**What this task involves**
From the entries that follow, pick out all lines holding "Recent".

**Input material**
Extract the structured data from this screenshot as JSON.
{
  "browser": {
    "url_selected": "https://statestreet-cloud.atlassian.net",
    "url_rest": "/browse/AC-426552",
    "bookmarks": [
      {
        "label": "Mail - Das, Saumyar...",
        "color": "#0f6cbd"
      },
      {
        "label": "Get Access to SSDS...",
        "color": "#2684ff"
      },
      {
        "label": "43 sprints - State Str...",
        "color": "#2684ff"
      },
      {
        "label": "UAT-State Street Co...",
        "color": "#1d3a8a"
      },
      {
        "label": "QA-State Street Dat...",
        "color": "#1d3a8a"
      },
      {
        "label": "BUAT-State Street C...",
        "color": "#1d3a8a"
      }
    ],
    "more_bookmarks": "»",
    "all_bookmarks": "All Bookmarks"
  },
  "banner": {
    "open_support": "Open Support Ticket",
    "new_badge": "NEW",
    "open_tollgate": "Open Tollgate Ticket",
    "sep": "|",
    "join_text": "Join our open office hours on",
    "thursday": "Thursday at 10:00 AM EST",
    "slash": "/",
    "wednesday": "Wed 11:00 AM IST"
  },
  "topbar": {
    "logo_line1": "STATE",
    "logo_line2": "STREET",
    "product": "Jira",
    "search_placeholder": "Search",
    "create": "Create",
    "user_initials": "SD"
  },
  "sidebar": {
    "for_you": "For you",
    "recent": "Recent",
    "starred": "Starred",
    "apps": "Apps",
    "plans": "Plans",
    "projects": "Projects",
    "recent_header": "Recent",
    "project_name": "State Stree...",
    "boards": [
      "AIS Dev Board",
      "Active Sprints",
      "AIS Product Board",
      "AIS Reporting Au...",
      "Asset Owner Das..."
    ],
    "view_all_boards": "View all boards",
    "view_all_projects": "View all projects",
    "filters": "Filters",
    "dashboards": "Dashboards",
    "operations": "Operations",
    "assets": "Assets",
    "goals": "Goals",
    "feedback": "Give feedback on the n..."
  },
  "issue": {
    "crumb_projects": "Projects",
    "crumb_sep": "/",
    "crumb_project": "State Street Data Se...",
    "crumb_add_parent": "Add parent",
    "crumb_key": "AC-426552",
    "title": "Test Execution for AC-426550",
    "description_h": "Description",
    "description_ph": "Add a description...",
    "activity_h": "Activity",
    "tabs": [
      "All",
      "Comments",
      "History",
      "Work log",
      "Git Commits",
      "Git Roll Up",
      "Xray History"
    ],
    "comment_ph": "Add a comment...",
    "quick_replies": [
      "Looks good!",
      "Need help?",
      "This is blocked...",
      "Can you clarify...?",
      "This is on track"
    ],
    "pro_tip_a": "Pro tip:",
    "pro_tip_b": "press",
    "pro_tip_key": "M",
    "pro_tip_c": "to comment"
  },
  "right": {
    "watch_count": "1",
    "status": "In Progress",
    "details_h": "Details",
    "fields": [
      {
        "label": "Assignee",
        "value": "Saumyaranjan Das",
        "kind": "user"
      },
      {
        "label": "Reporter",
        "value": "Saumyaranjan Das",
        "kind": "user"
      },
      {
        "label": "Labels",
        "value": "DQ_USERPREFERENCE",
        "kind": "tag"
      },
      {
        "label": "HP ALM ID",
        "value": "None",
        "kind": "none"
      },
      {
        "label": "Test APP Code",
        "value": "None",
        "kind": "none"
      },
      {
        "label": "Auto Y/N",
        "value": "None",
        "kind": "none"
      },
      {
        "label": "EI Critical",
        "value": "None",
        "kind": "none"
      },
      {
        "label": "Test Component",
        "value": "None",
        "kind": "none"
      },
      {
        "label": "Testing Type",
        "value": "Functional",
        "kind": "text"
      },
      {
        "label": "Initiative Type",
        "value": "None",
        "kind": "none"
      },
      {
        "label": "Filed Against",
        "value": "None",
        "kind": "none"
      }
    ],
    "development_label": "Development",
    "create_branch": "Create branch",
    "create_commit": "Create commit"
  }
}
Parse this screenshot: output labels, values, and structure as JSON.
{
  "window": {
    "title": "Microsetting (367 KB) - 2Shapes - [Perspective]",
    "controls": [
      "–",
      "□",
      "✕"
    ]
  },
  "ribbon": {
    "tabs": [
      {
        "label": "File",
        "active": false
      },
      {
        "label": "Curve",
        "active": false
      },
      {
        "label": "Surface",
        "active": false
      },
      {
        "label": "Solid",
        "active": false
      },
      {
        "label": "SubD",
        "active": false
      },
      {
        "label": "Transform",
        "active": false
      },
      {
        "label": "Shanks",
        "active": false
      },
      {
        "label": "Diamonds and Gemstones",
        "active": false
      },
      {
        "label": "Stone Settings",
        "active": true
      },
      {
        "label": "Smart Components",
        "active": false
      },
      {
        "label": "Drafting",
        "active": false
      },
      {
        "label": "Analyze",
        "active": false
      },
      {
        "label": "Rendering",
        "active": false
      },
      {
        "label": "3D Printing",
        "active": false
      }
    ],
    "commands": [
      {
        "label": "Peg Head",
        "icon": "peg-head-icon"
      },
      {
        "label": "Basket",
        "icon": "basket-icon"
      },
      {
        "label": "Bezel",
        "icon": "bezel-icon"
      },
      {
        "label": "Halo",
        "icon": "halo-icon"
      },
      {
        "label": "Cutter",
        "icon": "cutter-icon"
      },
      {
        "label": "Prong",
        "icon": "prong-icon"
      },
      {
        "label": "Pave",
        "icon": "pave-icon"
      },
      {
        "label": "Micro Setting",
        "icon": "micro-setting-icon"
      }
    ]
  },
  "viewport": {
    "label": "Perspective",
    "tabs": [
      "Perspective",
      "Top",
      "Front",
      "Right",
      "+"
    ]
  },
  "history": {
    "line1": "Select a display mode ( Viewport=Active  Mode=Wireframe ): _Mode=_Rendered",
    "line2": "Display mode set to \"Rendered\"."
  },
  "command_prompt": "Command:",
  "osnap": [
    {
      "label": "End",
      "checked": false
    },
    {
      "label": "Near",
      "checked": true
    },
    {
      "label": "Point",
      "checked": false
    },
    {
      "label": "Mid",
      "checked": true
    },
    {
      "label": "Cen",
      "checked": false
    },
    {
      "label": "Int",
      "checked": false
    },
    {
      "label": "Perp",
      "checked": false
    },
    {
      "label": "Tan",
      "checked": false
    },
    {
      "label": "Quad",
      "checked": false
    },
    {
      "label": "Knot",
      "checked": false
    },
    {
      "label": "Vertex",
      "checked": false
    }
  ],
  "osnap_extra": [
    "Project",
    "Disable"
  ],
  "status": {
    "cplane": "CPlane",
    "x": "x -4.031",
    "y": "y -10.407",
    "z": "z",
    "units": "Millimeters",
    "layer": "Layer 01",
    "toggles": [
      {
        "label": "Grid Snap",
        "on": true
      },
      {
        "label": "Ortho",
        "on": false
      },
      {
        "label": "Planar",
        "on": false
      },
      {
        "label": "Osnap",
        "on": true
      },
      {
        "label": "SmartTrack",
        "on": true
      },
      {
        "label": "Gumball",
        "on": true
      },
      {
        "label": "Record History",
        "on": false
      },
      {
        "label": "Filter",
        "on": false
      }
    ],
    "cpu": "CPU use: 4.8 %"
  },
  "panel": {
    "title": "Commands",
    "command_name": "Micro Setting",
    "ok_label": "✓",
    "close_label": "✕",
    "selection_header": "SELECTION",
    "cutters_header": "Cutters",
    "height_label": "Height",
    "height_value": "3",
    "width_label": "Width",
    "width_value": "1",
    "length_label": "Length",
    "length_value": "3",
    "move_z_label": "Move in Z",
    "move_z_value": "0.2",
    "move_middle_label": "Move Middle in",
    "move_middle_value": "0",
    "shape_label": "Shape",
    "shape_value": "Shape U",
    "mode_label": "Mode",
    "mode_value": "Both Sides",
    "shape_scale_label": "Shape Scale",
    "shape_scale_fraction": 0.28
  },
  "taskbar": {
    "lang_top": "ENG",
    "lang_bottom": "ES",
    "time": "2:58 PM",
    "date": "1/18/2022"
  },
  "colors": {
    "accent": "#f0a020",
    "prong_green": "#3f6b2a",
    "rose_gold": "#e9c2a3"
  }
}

**Finished exercise**
    "recent": "Recent",
    "recent_header": "Recent",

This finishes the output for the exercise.